● WRITTEN REQUEST: Which lines in the entries below contain the string "reception"? List every such line in full.

┌─ ITEMS

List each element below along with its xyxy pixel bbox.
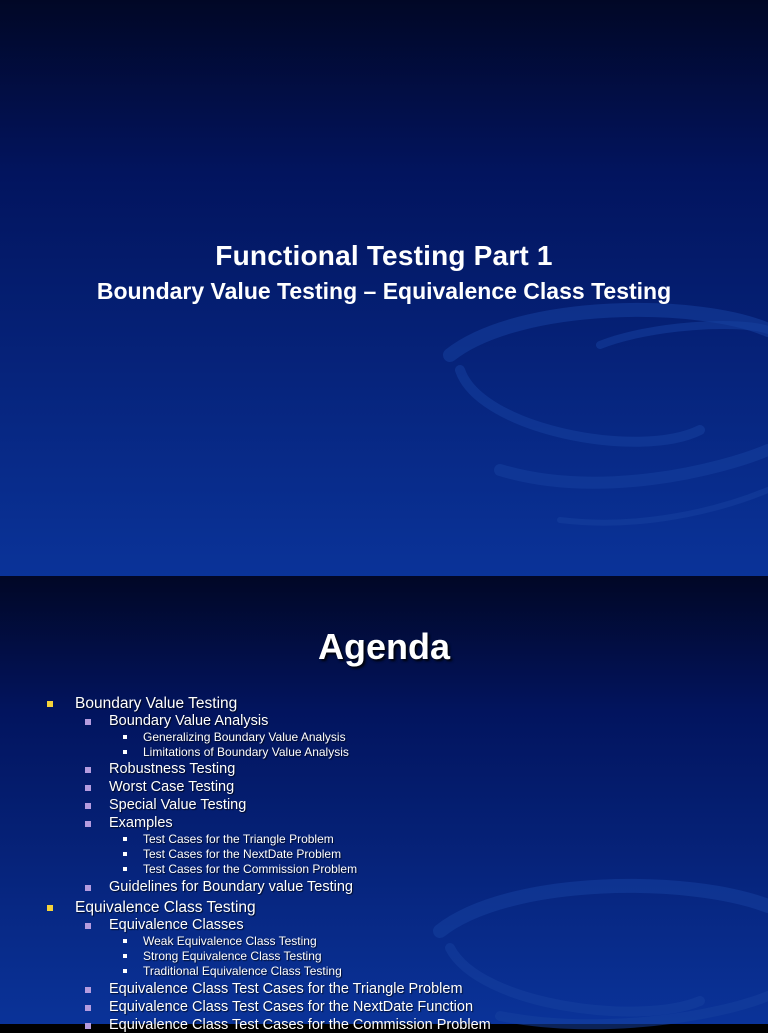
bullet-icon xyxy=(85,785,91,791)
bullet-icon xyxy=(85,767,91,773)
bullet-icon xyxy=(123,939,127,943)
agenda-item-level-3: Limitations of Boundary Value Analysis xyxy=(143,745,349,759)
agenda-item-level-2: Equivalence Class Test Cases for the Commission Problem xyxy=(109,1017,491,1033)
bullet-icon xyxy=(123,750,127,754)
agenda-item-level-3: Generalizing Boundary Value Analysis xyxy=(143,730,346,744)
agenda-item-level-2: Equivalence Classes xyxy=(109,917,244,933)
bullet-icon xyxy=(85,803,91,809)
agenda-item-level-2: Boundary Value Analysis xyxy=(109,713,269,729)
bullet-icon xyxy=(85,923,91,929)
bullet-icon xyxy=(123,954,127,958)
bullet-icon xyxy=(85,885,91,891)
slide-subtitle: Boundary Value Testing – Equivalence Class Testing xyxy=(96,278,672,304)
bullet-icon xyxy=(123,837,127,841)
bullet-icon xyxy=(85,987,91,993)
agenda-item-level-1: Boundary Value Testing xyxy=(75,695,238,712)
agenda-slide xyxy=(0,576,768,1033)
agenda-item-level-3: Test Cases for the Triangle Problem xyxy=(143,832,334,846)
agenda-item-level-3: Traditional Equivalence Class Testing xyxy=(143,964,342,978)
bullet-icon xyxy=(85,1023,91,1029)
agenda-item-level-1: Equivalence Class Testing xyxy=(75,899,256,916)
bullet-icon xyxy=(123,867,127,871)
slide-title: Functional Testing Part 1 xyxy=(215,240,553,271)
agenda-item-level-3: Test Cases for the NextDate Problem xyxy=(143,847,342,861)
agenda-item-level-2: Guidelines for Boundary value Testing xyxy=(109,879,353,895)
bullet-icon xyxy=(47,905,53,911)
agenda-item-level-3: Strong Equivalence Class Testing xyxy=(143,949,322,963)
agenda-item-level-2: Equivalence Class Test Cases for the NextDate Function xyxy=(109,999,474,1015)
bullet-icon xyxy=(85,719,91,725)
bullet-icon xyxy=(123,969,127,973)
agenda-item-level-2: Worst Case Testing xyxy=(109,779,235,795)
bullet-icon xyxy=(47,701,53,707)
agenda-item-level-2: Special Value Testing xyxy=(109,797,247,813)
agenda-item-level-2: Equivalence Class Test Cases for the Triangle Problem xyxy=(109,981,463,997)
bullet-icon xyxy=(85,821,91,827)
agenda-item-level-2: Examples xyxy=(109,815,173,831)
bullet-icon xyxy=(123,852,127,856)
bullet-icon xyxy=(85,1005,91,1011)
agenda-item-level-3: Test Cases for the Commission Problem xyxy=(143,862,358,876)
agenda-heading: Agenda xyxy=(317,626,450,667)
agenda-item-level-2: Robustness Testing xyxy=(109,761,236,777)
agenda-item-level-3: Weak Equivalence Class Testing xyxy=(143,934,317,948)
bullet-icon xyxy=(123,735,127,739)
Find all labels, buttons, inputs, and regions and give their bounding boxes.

└─
┌─ ITEMS

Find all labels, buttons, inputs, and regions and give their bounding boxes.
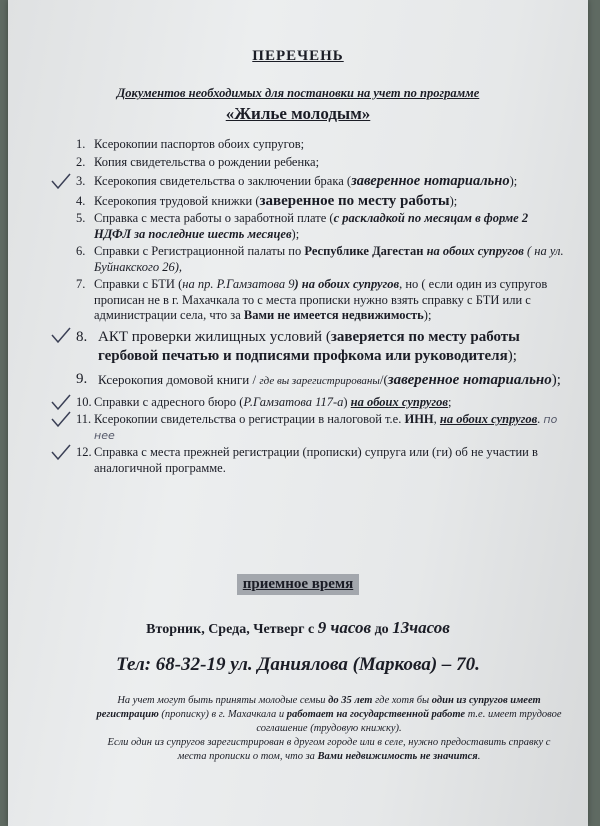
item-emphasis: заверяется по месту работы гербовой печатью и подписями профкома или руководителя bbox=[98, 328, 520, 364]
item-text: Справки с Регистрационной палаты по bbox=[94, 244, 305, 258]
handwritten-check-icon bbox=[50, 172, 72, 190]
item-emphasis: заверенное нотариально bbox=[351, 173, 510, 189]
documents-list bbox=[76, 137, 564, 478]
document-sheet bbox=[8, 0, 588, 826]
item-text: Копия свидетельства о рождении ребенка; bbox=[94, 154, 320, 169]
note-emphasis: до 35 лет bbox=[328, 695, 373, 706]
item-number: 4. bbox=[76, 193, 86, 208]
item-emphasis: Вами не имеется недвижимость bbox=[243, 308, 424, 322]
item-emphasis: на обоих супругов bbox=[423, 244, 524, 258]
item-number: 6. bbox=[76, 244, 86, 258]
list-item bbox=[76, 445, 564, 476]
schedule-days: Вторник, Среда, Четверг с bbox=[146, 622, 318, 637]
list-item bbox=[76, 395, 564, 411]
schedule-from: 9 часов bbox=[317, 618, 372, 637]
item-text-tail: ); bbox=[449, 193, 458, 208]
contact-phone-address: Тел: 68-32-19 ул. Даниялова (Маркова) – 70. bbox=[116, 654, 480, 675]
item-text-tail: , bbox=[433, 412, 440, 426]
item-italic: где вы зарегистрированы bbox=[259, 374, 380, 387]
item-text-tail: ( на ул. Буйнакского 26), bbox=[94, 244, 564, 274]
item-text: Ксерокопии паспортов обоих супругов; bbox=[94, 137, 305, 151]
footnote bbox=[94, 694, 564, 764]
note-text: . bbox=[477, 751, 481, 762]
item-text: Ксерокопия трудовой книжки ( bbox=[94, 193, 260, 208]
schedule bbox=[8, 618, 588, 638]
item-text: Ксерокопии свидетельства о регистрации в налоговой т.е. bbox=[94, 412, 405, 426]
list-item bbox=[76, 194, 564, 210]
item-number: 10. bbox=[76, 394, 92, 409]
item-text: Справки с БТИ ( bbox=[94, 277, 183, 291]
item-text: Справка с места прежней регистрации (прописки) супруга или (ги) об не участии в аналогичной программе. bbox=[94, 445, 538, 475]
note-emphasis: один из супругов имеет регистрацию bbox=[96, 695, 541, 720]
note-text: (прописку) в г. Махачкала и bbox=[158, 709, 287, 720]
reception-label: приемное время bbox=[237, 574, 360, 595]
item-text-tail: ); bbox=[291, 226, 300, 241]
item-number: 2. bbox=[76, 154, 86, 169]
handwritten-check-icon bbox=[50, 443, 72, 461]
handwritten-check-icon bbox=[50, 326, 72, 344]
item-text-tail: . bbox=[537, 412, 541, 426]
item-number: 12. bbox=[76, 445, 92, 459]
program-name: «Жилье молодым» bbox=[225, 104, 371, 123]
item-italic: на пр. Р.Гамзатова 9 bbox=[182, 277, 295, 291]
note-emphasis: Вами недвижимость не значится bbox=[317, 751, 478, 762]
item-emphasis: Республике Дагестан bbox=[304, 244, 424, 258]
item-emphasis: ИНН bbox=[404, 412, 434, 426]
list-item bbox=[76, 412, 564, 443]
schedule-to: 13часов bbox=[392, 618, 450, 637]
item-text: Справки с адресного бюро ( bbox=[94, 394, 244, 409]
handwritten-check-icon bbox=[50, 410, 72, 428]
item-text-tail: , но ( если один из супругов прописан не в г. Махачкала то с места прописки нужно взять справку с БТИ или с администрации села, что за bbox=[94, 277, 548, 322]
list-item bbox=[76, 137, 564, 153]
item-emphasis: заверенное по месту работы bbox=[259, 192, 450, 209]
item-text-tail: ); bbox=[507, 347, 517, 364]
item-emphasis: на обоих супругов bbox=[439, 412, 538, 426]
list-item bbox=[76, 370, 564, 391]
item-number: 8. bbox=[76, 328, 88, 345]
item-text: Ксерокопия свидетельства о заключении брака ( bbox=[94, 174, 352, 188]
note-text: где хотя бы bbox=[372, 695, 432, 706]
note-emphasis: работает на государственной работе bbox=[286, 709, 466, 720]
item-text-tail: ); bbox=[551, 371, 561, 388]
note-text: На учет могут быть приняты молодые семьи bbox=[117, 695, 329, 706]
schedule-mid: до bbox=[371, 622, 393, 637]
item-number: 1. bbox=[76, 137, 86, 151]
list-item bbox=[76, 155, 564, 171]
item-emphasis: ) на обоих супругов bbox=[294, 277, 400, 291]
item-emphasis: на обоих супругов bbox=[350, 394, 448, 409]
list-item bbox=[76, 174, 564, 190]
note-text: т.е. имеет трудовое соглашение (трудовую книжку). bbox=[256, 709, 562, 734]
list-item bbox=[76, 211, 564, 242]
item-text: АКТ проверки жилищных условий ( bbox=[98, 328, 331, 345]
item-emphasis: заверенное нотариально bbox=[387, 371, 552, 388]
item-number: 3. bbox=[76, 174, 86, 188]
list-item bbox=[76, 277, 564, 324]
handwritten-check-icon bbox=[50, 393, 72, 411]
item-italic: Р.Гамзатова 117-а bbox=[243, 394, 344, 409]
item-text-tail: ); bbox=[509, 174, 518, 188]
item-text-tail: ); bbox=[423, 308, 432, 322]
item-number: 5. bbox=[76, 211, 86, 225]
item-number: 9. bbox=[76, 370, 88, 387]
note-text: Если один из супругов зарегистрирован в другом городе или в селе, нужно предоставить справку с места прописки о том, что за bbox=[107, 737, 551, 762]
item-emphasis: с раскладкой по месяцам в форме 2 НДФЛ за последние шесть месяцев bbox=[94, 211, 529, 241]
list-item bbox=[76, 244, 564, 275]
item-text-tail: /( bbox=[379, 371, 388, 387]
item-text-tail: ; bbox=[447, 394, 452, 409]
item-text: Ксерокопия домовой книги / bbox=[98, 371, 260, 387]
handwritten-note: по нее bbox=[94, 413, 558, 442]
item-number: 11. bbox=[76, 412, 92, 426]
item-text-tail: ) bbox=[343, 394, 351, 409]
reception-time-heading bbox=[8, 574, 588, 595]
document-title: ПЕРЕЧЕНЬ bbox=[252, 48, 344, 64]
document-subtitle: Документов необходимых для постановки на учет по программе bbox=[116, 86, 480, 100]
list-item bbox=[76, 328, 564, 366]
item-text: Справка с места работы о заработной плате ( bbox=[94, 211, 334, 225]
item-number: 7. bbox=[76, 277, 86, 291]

└─

● SOLUTION FOR THIS EXERCISE:
reception-label: приемное время bbox=[237, 574, 360, 595]
reception-time-heading bbox=[8, 574, 588, 595]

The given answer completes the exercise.